- **What is required**
Write out each line in which the string "chedar" is present.

- **Provided material**
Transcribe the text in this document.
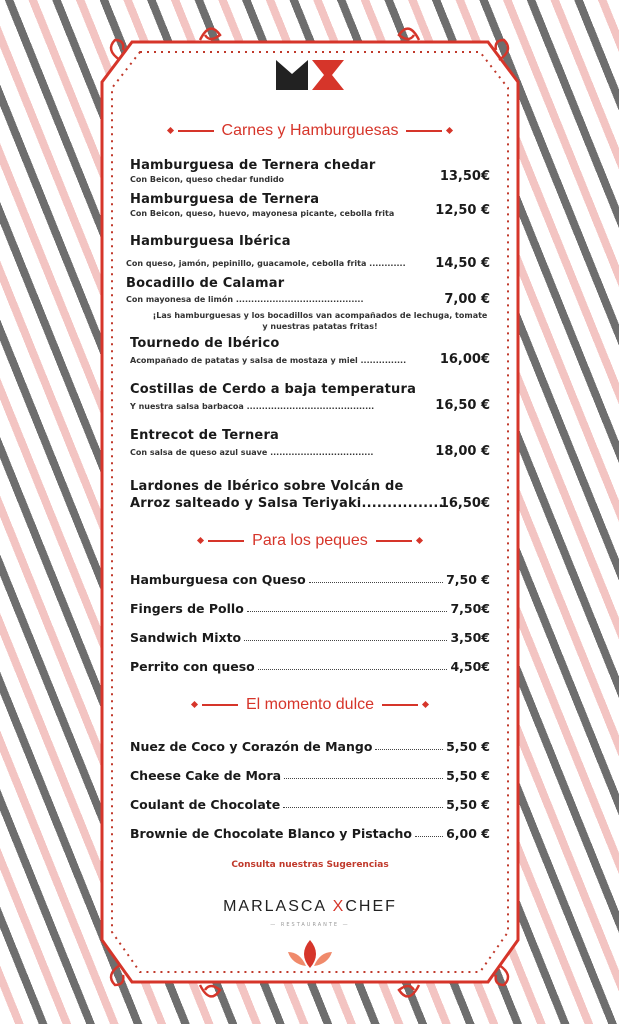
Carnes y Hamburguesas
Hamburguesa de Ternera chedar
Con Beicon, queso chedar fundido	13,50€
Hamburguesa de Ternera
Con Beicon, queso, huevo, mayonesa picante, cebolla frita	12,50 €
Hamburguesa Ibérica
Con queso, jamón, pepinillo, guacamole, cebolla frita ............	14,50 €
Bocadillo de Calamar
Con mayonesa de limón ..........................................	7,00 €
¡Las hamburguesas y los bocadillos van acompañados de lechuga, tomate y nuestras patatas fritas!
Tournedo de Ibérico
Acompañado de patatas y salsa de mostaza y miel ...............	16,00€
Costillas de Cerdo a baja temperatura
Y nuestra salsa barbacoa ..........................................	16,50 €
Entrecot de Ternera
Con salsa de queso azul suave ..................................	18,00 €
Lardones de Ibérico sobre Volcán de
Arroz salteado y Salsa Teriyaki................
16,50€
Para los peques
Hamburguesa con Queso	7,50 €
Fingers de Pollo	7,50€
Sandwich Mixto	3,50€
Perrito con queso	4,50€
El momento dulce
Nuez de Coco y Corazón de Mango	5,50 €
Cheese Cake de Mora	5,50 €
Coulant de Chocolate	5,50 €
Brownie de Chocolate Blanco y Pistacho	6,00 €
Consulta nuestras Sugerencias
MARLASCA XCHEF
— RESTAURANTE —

* * *

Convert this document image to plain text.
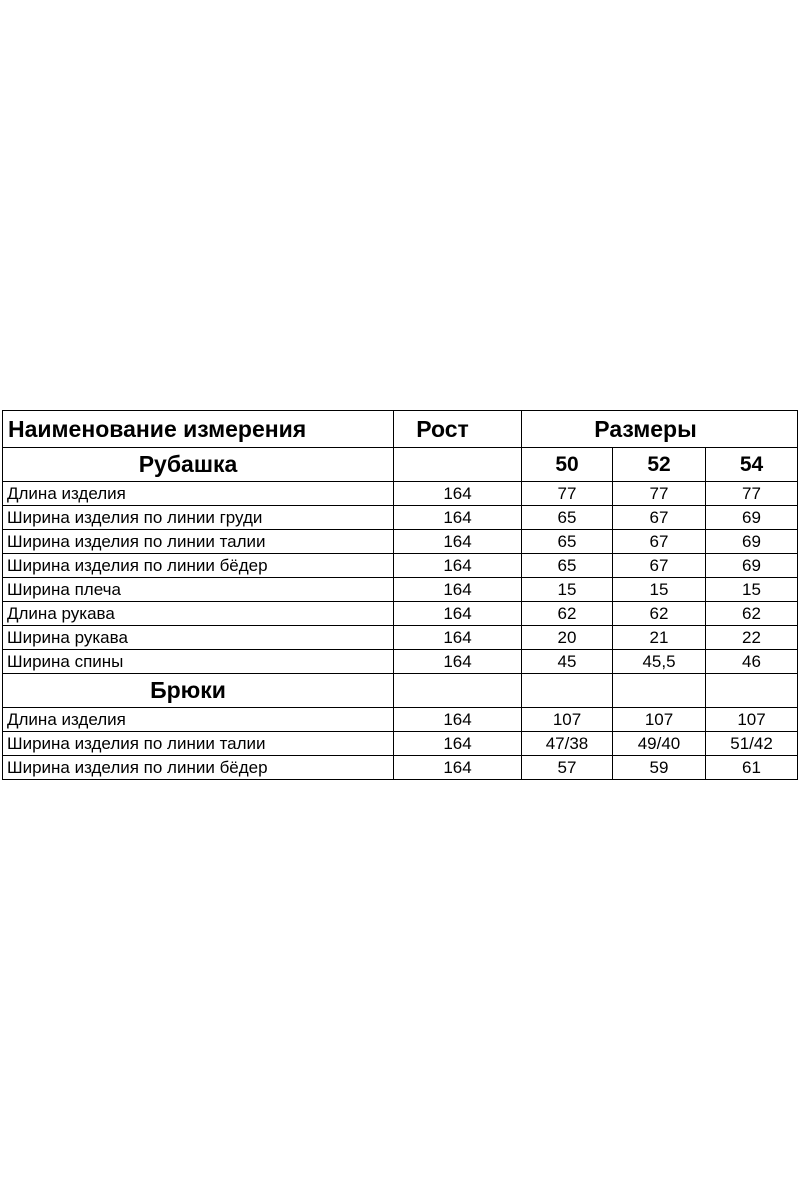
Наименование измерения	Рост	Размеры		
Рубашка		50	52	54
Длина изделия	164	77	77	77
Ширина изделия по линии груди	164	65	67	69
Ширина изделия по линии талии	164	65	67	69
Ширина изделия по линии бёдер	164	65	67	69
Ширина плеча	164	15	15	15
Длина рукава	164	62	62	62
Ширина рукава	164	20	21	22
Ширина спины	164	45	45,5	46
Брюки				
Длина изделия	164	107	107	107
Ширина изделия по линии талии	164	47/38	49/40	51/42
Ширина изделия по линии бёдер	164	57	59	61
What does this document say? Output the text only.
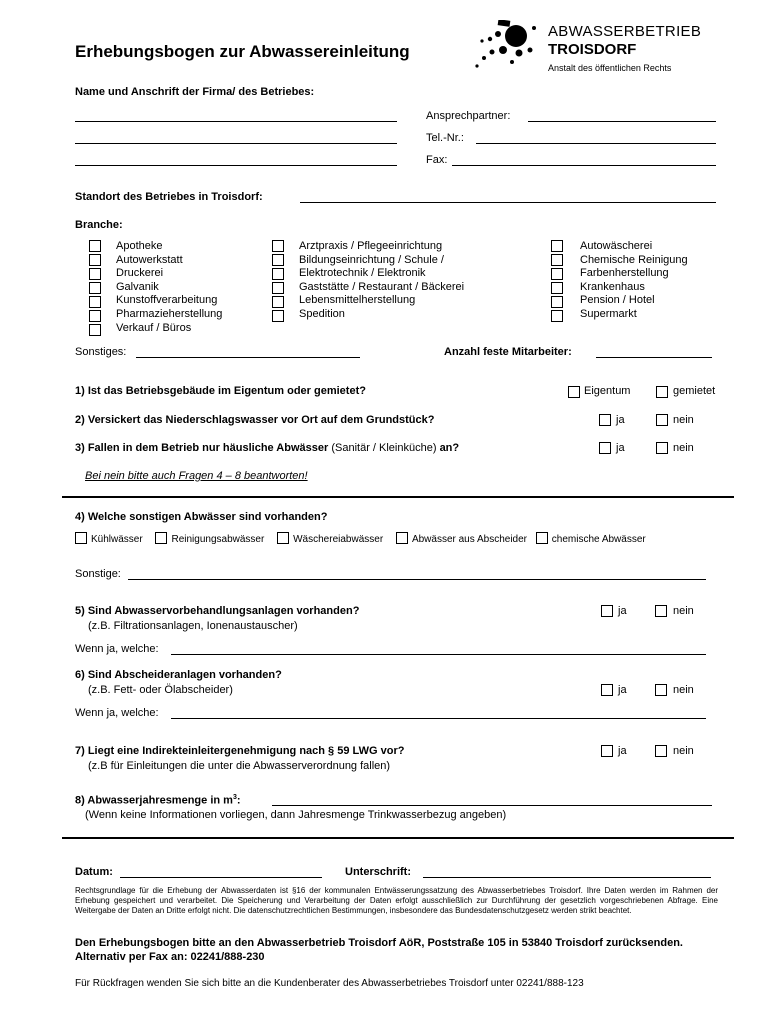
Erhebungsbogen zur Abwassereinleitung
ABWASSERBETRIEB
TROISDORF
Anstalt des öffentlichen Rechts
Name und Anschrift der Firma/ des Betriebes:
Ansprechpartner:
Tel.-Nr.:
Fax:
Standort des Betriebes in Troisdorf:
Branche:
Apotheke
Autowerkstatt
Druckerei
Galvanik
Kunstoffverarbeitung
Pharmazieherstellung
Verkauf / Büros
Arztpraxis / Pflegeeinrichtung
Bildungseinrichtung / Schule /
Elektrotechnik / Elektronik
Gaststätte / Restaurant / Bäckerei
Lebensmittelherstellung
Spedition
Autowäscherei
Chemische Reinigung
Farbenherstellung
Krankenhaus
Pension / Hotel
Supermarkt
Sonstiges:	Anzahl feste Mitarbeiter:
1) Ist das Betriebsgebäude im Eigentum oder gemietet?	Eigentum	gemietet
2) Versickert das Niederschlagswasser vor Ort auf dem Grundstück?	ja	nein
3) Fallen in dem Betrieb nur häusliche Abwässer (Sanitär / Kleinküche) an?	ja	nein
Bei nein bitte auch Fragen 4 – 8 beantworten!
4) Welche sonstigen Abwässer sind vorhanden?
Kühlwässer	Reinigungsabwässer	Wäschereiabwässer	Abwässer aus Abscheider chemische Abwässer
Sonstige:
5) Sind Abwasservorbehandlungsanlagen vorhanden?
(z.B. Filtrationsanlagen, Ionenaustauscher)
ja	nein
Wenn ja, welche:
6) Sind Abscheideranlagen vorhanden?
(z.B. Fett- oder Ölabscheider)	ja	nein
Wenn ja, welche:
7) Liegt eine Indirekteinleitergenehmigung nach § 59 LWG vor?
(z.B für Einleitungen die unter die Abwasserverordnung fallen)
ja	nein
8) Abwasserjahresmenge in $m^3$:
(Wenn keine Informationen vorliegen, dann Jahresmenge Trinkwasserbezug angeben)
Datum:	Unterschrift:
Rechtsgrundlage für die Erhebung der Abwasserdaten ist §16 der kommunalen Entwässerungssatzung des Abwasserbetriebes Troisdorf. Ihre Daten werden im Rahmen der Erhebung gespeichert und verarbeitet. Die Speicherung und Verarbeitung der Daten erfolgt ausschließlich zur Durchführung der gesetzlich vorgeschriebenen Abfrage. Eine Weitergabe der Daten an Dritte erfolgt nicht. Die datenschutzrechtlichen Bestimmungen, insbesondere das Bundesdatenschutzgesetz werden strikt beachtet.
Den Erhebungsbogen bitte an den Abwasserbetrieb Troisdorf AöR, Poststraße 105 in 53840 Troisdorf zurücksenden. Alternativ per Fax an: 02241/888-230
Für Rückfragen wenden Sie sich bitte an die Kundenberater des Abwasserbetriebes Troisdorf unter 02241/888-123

- **Response**
Hamburguesa de Ternera chedar
Con Beicon, queso chedar fundido	13,50€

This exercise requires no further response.